# DESCRIPTION OF THE TASK
From the entries below, copy every line holding the word "There".
+ + +
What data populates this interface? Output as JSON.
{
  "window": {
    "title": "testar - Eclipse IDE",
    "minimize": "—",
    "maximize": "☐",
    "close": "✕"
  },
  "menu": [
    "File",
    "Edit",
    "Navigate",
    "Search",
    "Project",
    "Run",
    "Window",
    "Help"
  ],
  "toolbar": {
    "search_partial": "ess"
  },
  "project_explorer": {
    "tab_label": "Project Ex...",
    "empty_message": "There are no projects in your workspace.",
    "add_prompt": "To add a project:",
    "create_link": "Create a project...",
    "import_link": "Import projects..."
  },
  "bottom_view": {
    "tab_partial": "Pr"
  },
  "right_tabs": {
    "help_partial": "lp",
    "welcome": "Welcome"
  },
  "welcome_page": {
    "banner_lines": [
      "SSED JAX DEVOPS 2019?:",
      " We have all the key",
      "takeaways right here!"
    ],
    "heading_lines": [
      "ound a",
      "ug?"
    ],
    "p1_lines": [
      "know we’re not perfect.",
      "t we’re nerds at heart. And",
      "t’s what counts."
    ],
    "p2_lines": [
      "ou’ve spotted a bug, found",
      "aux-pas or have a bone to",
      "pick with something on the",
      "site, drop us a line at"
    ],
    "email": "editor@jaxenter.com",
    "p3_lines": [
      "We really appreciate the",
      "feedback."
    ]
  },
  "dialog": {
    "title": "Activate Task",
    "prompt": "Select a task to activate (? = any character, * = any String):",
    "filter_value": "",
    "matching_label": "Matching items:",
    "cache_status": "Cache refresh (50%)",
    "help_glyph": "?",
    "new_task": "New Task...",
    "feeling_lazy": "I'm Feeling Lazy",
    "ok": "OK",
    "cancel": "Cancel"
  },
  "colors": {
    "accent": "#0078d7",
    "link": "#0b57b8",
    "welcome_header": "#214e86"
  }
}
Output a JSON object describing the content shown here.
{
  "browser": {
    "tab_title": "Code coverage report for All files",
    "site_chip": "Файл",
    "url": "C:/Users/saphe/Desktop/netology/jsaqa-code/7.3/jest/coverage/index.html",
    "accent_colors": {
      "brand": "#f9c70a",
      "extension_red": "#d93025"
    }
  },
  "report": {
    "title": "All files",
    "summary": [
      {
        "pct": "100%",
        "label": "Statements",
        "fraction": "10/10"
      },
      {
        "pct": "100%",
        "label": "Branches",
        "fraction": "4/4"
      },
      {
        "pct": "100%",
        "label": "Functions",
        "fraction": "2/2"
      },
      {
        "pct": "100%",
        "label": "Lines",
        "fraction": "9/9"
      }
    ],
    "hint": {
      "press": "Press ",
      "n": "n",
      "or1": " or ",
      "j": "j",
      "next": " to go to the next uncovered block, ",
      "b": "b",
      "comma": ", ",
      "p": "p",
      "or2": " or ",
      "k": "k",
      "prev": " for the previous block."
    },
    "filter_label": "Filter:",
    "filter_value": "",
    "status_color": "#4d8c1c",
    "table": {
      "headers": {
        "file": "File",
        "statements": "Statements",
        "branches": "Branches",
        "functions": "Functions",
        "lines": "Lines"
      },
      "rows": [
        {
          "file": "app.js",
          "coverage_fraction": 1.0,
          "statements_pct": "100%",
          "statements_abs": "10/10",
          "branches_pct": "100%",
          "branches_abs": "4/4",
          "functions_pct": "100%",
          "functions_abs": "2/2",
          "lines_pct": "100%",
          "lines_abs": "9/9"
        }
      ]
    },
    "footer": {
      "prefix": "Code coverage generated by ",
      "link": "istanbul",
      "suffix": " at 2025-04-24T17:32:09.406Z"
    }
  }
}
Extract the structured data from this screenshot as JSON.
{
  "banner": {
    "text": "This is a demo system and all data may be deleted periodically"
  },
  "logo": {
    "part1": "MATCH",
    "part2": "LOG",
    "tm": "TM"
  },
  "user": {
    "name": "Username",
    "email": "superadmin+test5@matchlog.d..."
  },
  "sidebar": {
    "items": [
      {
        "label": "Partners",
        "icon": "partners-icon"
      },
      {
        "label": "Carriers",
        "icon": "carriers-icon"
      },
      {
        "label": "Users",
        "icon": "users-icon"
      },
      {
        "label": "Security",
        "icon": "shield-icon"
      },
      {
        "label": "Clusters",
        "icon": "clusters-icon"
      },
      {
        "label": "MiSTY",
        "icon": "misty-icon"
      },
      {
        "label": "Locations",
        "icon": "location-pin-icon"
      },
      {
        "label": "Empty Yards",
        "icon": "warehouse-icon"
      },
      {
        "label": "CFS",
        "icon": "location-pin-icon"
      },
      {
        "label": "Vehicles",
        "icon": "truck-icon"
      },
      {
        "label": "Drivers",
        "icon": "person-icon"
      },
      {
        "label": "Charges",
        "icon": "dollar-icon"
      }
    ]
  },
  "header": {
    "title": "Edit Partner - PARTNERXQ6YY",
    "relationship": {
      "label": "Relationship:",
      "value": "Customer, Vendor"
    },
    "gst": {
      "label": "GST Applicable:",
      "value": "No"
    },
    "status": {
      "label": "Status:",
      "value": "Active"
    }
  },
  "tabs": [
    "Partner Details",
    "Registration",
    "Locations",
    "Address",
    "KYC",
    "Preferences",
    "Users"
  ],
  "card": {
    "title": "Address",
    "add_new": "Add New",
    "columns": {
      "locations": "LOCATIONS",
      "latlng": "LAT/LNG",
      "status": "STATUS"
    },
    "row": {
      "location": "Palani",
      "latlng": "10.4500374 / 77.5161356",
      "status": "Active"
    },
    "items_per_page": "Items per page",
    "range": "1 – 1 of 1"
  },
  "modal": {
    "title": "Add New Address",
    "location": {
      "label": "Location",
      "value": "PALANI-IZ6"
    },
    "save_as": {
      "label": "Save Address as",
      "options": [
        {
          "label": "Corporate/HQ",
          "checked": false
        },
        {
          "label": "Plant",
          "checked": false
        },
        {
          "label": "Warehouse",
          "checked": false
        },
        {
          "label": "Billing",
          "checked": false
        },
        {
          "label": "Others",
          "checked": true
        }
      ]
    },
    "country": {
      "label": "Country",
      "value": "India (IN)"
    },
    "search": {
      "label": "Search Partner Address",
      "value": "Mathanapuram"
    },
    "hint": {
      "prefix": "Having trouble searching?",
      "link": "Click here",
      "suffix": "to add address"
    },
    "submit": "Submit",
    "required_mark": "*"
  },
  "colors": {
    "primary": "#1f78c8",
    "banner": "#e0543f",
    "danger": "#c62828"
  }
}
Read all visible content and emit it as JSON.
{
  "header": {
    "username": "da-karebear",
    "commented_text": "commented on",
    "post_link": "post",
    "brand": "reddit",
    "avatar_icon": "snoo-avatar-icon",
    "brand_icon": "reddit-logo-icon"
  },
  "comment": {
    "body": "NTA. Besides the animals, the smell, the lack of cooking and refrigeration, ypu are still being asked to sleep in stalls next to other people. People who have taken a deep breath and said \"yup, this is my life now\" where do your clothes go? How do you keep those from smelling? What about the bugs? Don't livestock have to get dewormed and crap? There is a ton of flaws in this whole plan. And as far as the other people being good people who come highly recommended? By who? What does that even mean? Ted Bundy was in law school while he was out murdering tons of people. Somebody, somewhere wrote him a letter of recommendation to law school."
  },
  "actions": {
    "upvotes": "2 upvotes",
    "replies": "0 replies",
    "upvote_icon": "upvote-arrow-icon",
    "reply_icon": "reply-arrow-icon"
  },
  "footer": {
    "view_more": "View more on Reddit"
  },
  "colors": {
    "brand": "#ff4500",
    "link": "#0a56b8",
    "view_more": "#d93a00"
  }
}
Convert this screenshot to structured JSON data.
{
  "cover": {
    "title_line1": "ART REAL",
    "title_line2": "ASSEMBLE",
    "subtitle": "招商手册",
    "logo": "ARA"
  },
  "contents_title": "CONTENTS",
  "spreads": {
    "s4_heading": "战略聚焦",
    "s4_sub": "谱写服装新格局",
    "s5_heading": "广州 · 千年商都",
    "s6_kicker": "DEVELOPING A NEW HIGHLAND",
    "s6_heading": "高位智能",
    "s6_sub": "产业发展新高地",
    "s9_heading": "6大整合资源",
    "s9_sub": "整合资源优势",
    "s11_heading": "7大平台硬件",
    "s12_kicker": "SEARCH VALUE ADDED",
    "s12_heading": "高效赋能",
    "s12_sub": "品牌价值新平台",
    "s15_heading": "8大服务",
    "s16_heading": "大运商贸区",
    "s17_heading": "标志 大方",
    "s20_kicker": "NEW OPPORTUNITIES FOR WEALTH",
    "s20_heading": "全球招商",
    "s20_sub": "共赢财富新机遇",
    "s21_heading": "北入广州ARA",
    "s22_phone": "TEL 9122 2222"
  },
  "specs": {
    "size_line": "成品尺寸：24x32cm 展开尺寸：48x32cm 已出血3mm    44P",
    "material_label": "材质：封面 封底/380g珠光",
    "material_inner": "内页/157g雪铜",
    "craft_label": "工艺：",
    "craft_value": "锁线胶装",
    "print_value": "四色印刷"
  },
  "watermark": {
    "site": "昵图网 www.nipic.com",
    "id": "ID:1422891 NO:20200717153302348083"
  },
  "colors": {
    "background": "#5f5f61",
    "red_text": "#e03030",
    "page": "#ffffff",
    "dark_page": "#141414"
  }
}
+ + +
# REPLY
    "empty_message": "There are no projects in your workspace.",
    "body": "NTA. Besides the animals, the smell, the lack of cooking and refrigeration, ypu are still being asked to sleep in stalls next to other people. People who have taken a deep breath and said \"yup, this is my life now\" where do your clothes go? How do you keep those from smelling? What about the bugs? Don't livestock have to get dewormed and crap? There is a ton of flaws in this whole plan. And as far as the other people being good people who come highly recommended? By who? What does that even mean? Ted Bundy was in law school while he was out murdering tons of people. Somebody, somewhere wrote him a letter of recommendation to law school."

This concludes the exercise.